Identify all lines below that hold "Figure" and collect them.

**** RECORDED DATA ****

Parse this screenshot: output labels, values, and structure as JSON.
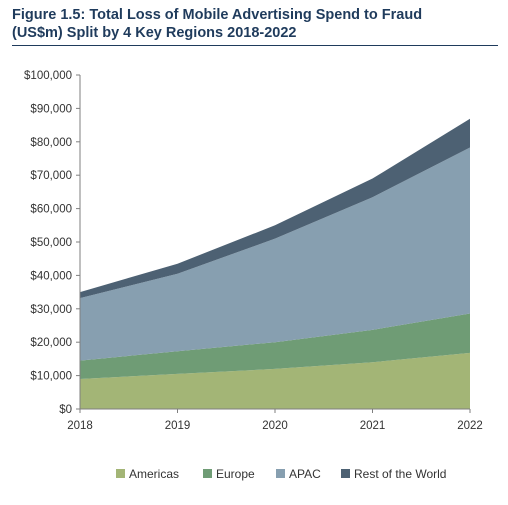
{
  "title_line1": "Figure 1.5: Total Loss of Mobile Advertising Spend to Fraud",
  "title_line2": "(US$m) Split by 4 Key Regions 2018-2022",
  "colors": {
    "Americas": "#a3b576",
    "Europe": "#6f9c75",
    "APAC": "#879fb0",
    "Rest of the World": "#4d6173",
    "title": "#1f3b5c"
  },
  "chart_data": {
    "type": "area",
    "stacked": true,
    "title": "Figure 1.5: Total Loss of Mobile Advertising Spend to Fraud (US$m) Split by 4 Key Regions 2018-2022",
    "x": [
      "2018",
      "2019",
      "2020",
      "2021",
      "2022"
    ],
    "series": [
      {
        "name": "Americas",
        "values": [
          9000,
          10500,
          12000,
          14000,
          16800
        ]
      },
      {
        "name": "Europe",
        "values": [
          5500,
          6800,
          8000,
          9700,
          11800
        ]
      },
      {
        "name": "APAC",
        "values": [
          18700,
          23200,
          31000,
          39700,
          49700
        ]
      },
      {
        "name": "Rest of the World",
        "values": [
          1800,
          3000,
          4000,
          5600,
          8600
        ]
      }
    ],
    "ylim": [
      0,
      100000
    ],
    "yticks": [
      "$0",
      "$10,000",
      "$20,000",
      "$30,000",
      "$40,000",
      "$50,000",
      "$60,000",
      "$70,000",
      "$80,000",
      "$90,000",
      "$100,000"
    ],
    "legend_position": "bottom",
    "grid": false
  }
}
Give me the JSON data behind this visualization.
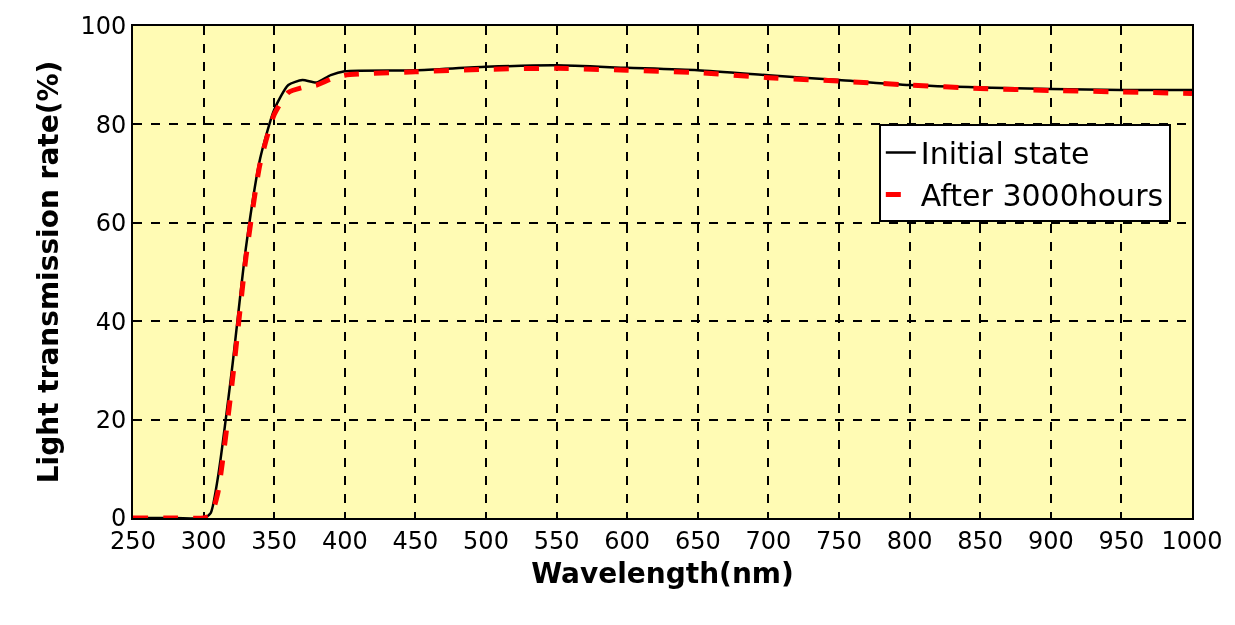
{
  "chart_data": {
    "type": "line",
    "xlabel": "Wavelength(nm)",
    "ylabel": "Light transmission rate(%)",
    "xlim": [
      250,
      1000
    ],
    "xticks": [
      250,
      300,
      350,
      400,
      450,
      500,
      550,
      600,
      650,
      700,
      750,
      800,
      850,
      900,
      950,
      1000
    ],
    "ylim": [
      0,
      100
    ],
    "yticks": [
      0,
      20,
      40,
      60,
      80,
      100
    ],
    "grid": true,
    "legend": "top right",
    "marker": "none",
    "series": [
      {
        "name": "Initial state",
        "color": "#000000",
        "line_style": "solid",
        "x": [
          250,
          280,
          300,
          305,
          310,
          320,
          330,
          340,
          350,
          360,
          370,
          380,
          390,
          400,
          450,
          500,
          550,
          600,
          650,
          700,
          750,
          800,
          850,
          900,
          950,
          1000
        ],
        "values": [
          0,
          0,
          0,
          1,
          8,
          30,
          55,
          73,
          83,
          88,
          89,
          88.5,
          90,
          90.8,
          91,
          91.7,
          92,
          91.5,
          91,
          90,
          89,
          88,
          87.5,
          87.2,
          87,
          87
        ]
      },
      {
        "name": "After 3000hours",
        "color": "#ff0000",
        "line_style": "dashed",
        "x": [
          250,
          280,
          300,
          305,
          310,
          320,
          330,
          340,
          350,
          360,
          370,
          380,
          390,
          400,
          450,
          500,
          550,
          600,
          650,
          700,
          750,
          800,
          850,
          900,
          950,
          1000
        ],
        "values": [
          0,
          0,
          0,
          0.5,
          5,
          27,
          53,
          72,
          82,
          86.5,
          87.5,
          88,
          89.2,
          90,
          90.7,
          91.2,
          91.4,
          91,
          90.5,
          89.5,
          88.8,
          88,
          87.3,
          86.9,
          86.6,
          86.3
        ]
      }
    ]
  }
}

****

**RESULT OF THE TASK:**
  "title_line1": "Figure 1.5: Total Loss of Mobile Advertising Spend to Fraud",
    "title": "Figure 1.5: Total Loss of Mobile Advertising Spend to Fraud (US$m) Split by 4 Key Regions 2018-2022",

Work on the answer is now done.